▶ [Directive] Identify all lines of the data containing the string "this" and copy them.

▶ [Extracted material]
——
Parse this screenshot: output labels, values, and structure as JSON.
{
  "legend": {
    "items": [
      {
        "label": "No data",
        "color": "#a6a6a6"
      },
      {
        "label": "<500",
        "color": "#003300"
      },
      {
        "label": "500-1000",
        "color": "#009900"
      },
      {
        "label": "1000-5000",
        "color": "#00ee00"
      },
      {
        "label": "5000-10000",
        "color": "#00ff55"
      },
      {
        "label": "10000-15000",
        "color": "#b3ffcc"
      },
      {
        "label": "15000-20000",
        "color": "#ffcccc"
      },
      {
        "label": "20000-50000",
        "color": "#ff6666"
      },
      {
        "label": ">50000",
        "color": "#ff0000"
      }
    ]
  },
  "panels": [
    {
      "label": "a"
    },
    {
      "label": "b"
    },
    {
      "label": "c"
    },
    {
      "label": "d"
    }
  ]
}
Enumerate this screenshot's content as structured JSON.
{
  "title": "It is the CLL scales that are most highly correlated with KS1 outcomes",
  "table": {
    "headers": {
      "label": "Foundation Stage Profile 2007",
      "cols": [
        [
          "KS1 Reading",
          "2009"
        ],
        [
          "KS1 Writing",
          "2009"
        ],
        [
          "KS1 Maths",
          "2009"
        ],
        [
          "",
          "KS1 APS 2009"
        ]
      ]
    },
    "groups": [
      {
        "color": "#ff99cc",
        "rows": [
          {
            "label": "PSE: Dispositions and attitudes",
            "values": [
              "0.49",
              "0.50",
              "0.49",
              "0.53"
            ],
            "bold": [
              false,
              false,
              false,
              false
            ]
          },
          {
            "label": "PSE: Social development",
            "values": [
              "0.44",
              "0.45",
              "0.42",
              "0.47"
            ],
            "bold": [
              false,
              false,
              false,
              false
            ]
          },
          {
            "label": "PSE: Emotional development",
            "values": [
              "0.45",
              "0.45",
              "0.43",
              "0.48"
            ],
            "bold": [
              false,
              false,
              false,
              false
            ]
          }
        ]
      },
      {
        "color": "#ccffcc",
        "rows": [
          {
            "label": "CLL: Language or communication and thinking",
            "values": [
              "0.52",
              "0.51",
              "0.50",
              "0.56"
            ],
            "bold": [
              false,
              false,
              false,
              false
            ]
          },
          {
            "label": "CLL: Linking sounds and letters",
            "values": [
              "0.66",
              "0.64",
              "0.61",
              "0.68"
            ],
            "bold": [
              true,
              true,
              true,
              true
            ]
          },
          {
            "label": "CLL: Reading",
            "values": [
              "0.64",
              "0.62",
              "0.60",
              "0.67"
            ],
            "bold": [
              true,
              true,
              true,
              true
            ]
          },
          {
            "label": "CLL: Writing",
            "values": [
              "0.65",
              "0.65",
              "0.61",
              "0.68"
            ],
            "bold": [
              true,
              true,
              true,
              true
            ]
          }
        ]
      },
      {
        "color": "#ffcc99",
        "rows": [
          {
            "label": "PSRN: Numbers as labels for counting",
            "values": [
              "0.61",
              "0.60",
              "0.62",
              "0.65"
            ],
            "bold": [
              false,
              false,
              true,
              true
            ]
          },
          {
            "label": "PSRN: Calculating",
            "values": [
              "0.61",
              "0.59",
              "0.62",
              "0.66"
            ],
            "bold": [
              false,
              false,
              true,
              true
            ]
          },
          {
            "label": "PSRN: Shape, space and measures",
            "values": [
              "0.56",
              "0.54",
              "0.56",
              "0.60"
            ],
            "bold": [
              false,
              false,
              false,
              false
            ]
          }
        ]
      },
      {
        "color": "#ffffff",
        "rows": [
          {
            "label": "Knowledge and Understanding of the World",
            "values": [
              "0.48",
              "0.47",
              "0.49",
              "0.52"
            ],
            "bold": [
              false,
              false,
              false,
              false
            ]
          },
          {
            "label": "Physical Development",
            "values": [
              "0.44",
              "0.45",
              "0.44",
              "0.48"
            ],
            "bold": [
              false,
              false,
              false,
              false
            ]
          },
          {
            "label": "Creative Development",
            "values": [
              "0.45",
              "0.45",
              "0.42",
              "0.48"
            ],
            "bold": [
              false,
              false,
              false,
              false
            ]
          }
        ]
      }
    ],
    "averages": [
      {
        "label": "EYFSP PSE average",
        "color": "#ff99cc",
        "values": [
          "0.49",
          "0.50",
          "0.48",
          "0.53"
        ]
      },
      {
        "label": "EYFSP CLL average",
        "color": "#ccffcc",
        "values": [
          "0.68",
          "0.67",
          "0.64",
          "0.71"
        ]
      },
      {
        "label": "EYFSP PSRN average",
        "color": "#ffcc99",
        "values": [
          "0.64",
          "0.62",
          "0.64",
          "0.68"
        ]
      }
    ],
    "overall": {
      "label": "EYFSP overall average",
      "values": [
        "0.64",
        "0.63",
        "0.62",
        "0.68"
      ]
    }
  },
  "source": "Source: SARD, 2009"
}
——
▶ [Result below]
Parse this screenshot: output labels, values, and structure as JSON.
Enumerate this screenshot's content as structured JSON.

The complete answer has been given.